### [Given instruction]
Carry on the passage about Buena Vista Productions and AB-PT Pictures, starting right after its final sentence.

+++ Document section

In August 2006, BVP and Fujisankei Communications partnered to develop and produce "Run for Money," a game show for the American market, adapted from the original Japanese reality-game show of the same title.

In September 2008, BVP entered a first-look development deal with Silverback, a Swedish production company. In 2009, Buena Vista Productions was renamed ABC Media Productions. In May, AMP was developing The Aisha Tyler Show, a variety & comedy talk show with interactive components including social media, for cable or broadcast syndication.

====Programs====
- Cha$e, Sci Fi Channel
- Who Wants to Be a Millionaire, syndication
- At the Movies With Ebert & Roeper, syndication (1986-)
- "The Fashionista Diaries" (SoapNet)
- "Camouflage" Game Show Network
- Wayne Brady Show

===American Broadcasting-Paramount Theatres Pictures===

Atlas Pictures Corporation, formerly American Broadcasting-Paramount Theatres Pictures Corporation (also known as AB-PT Pictures and AB-PT) was the film production subsidiary of American Broadcasting-Paramount Theatres.

The company was formed due to a shorting of films produced, which was the reason for AB-PT not to sign a consent agreement in 1949 against the company's production of films. Films from AB-PT were first shown in Paramount Theater circuits prior to release to other chains. AB-PT Pictures used the Republic Pictures lot for productions. Republic was also their distributor, physically delivering to even AB-PT theaters plus sale to non-AB-PT theaters.

American Broadcasting-Paramount Theatres Pictures Corporation was formed on December 30, 1956. Irving H. Levin was appointed President of the company. AB-PT Pictures initial production budget was $3 million for seven films. Films were to be B-films with an eye on quality but "meet the exhibitor's call for 'highly gimmicked and exploitable' product." In March 1957, AB-PT was talking with Republic and United Artists regarding distribution. The company's first film was Beginning of the End. With its first acquisition of The Unearthly in early May, AB-PT placed it into a double feature premiere with End released on June 19 at the B&K Roosevelt Theatre. On May 9, 1957, AB-PT Pictures executives met with the exhibition arm of the film industry where they announced their first slate of 7 films with announcement of a distributor in the next 10 days.

++++++
+++ Extracted material

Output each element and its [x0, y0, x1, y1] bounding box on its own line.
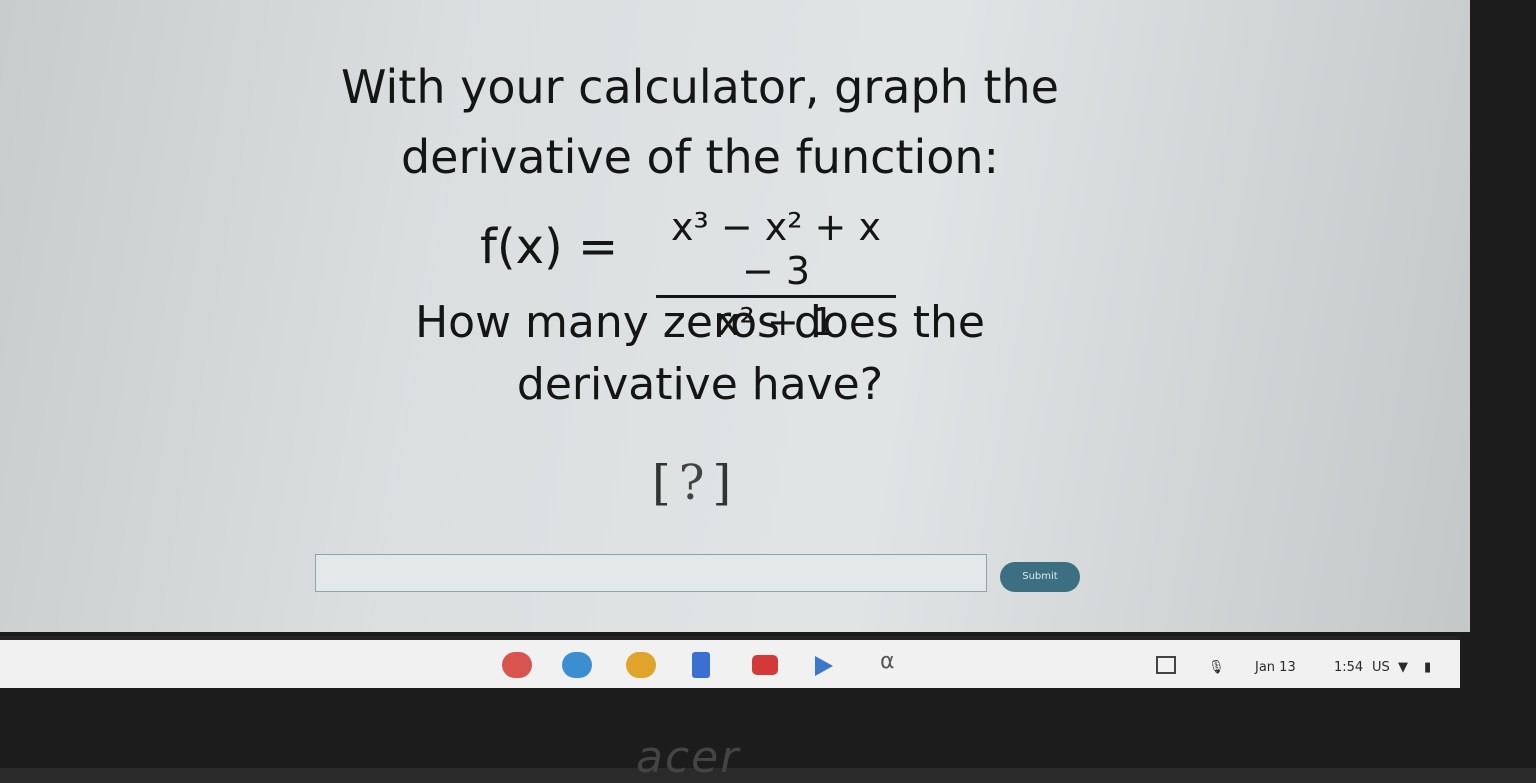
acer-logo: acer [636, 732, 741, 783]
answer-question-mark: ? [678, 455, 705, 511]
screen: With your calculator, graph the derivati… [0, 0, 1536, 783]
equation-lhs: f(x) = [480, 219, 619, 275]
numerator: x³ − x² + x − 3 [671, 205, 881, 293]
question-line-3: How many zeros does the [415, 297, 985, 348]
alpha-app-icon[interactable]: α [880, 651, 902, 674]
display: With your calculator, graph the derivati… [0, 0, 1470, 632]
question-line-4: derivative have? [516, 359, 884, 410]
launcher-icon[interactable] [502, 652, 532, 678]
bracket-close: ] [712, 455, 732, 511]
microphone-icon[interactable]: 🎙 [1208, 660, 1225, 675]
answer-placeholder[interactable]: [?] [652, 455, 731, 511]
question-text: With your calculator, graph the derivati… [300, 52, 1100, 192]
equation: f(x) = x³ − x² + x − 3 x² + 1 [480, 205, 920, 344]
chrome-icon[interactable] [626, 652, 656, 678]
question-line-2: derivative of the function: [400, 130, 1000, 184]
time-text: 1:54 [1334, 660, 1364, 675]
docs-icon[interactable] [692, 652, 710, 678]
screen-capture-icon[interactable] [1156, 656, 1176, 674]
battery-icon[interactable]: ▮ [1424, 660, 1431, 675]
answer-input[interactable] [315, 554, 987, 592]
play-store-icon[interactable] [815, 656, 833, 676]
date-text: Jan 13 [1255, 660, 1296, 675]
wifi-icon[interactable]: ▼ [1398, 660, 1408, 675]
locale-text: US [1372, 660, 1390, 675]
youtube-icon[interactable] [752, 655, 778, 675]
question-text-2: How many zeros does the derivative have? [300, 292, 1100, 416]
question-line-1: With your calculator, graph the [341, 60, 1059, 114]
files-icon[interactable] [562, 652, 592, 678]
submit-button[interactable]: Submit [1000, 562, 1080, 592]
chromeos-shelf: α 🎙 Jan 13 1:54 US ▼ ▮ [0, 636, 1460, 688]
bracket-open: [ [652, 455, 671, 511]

++++++
+++ Extracted material

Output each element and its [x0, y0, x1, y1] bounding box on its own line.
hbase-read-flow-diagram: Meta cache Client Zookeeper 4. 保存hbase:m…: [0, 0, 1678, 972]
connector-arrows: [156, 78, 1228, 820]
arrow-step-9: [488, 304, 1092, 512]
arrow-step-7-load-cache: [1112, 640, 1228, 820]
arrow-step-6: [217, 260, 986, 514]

++++++

### [The reply]
On June 6, 1957, AB-PT agreed to have Republic distribute their films. The company's first double bill films did well despite the films uneven quality. On September 24, 1957, AB-PT Pictures indicated that the company would move in the next year into A features with 5 of their 15 planned films to be of this type. For the A films, budgets would run from $.5 million to $1 million. However, AB-PT would only produce four films. AB-PT Pictures provided funding for The Bat (1959 film).

Levin along with Harry L. Mandell purchased AB-PT Pictures and AB-PT Distribution Corporation from AB-PT in May 1958. AB-PT Pictures was renamed Atlas Pictures Corporation.

- Films
- Beginning of the End (June 19, 1957)
- The Unearthly (June 19, 1957)
- Eighteen and Anxious (February 1958)
- Girl in the Woods (February 1958)

===Circle Seven Productions===

Circle Seven Productions was the production company of ABC's owned-and-operated station in San Francisco, KGO-TV, in the 1950s and 1960s. The company produced shows for the network and for syndication. Shows produced included a Jack LaLanne fitness series and a Tennessee Ernie Ford daytime talk/variety series.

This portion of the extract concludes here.